AIM: In the listing below, how many lines contain the word "What"? Please respond with the number only.

[Stored records]
________________
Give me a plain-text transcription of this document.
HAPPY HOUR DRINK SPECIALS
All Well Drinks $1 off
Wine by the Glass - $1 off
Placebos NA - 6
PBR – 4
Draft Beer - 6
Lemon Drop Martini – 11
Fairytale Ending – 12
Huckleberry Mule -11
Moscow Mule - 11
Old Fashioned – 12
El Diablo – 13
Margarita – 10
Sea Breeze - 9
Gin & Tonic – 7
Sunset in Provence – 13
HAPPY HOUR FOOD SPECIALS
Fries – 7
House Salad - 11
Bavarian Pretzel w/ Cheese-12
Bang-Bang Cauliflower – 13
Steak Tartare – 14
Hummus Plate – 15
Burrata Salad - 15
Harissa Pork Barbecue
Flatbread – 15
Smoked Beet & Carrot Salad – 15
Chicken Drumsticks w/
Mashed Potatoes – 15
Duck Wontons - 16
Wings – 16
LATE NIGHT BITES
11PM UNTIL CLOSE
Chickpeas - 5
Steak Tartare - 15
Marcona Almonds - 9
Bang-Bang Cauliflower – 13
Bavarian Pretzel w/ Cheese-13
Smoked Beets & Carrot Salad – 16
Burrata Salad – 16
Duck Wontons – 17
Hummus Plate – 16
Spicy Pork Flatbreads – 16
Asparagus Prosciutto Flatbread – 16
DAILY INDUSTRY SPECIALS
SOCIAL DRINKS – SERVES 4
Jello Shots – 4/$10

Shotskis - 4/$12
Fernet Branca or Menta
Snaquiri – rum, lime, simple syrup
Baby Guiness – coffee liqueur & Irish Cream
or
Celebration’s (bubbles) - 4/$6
________________
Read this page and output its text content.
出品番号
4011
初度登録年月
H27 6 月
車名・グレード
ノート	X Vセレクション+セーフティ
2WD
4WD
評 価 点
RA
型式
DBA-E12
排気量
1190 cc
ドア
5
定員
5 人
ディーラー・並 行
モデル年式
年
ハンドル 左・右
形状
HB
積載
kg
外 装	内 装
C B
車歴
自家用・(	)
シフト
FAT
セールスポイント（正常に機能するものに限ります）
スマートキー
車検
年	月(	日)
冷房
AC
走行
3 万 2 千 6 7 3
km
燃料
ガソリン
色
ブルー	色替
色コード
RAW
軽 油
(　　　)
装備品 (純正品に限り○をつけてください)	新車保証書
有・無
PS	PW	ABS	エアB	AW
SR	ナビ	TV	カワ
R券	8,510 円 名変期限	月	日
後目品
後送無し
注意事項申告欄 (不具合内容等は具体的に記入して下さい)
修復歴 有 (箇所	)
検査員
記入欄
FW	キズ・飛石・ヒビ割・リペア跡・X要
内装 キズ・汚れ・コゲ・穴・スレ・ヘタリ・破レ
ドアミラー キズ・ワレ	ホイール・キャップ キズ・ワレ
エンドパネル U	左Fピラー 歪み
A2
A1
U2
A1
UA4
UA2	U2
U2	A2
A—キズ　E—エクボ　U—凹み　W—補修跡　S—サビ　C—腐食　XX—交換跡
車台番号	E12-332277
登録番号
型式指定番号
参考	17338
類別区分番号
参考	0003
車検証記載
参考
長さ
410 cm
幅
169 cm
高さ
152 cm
________________
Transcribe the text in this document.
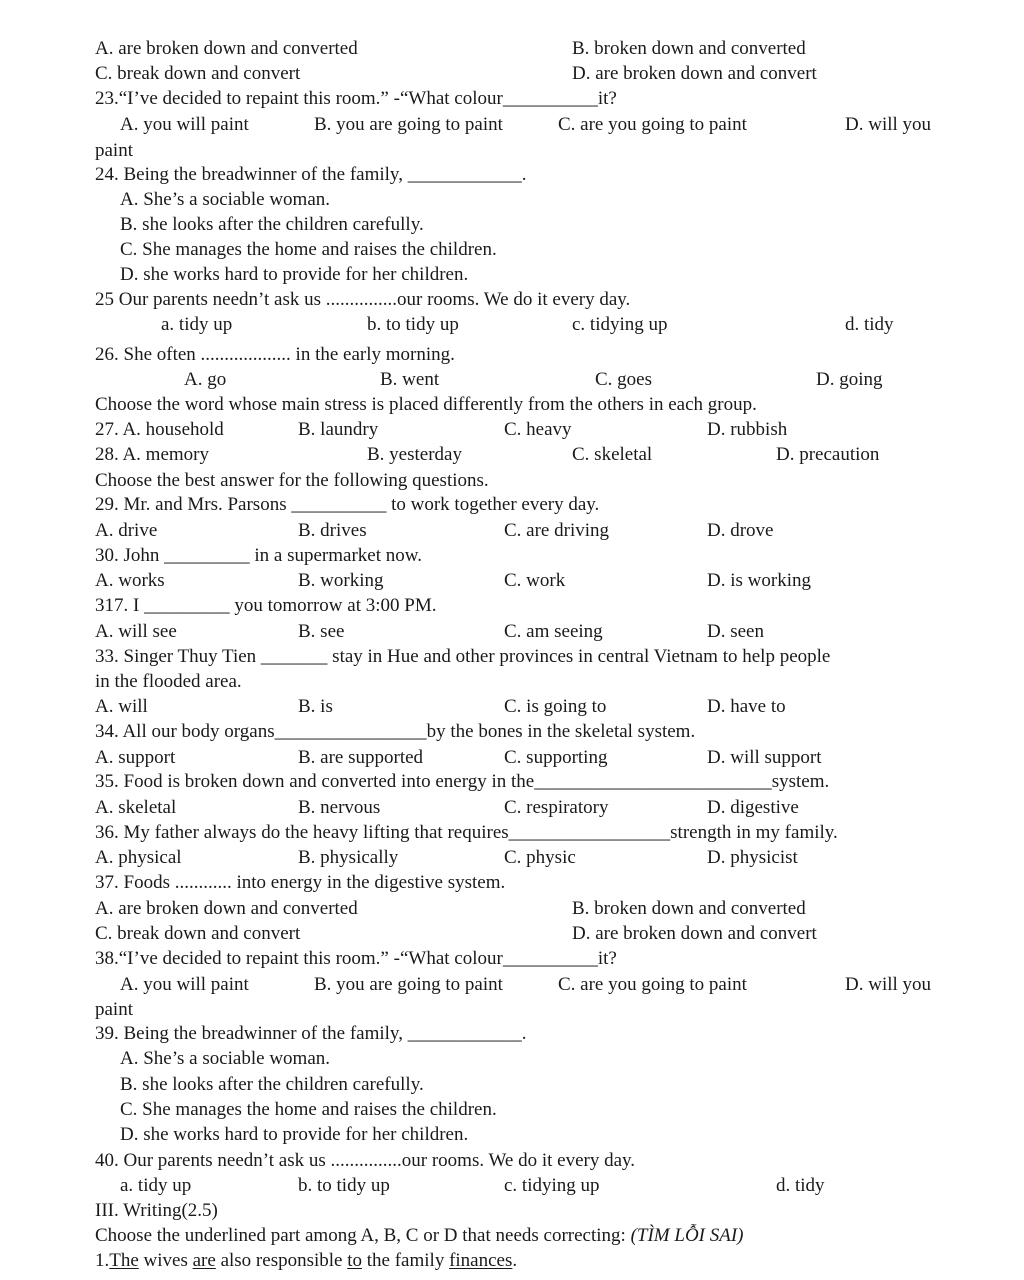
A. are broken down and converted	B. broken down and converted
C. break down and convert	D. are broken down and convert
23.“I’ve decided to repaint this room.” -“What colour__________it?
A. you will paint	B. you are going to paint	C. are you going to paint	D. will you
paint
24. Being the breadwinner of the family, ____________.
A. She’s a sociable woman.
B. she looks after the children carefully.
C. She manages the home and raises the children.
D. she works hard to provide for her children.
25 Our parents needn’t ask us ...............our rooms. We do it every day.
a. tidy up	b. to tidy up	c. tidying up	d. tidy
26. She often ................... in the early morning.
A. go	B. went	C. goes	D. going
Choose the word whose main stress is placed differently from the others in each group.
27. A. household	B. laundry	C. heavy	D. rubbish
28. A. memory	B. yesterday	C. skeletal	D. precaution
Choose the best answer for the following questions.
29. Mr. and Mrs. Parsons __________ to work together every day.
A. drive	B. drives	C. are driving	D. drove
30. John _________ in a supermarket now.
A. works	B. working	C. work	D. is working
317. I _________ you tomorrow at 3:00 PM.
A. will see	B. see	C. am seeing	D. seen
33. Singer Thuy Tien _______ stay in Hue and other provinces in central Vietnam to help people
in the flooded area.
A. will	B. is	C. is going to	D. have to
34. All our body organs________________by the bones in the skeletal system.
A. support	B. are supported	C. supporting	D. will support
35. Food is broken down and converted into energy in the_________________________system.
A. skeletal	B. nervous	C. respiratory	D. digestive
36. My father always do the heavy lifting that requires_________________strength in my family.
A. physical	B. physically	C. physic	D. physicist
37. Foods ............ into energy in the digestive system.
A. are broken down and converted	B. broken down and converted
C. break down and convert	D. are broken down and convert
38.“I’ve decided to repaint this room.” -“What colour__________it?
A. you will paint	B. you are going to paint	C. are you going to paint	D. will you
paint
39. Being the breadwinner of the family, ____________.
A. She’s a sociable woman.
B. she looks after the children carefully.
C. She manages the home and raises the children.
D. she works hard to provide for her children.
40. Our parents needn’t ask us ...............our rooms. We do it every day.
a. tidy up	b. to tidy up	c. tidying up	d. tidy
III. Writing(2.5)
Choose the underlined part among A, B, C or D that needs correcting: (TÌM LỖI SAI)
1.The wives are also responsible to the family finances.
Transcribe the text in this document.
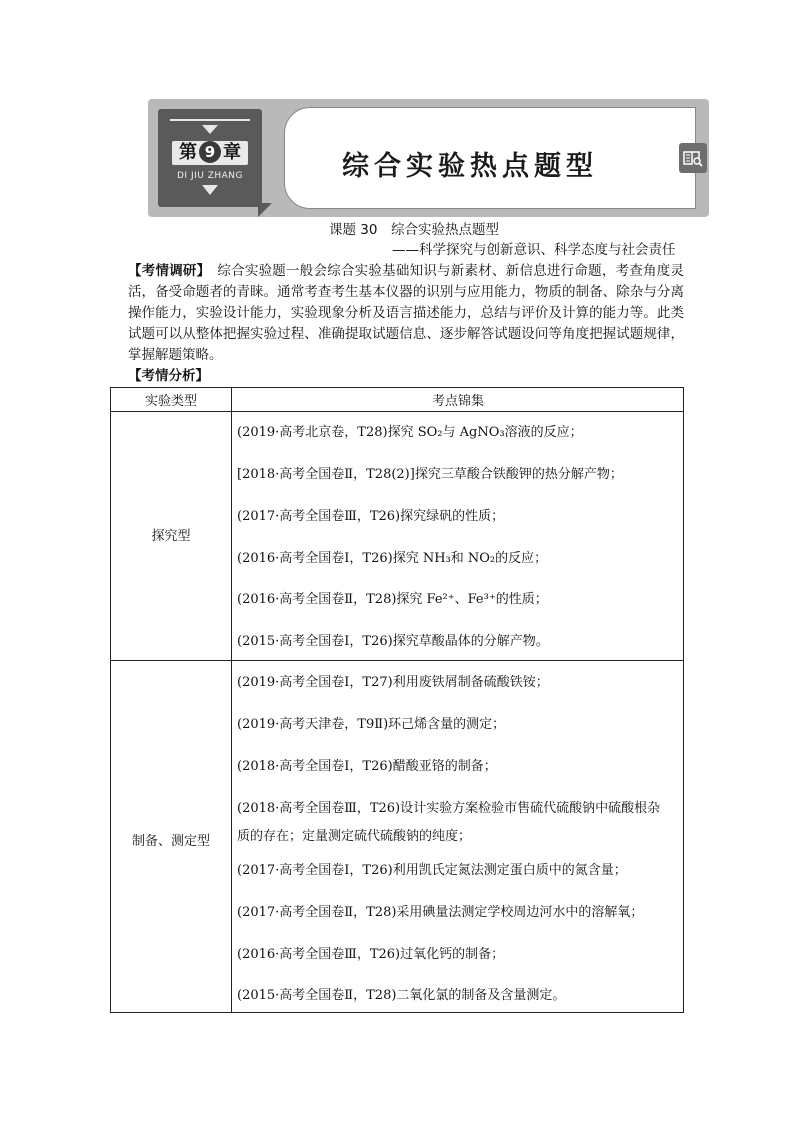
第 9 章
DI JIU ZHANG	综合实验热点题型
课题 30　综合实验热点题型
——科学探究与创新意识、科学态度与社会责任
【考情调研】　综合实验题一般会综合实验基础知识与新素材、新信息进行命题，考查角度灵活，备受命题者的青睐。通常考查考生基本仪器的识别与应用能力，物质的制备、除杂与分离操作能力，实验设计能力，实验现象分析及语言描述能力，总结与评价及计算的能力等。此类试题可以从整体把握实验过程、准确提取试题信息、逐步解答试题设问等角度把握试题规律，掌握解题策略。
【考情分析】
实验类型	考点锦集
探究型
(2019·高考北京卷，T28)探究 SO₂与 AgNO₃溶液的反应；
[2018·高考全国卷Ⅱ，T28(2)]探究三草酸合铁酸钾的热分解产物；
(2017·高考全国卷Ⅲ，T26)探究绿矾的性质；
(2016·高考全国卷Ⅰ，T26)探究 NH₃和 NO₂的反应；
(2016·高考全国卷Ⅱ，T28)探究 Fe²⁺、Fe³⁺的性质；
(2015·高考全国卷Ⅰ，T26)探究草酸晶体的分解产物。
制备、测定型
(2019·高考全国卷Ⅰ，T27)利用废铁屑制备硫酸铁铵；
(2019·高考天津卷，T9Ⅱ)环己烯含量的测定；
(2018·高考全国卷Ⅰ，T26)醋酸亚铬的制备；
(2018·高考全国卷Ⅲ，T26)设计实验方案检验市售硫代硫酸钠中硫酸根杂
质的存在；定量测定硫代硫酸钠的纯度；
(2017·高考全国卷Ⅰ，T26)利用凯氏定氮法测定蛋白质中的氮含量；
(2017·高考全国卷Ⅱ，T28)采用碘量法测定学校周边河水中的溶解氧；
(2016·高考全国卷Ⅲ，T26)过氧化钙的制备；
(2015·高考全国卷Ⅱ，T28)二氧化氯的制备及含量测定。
________________
OUTPUT FOR THIS EXERCISE: 2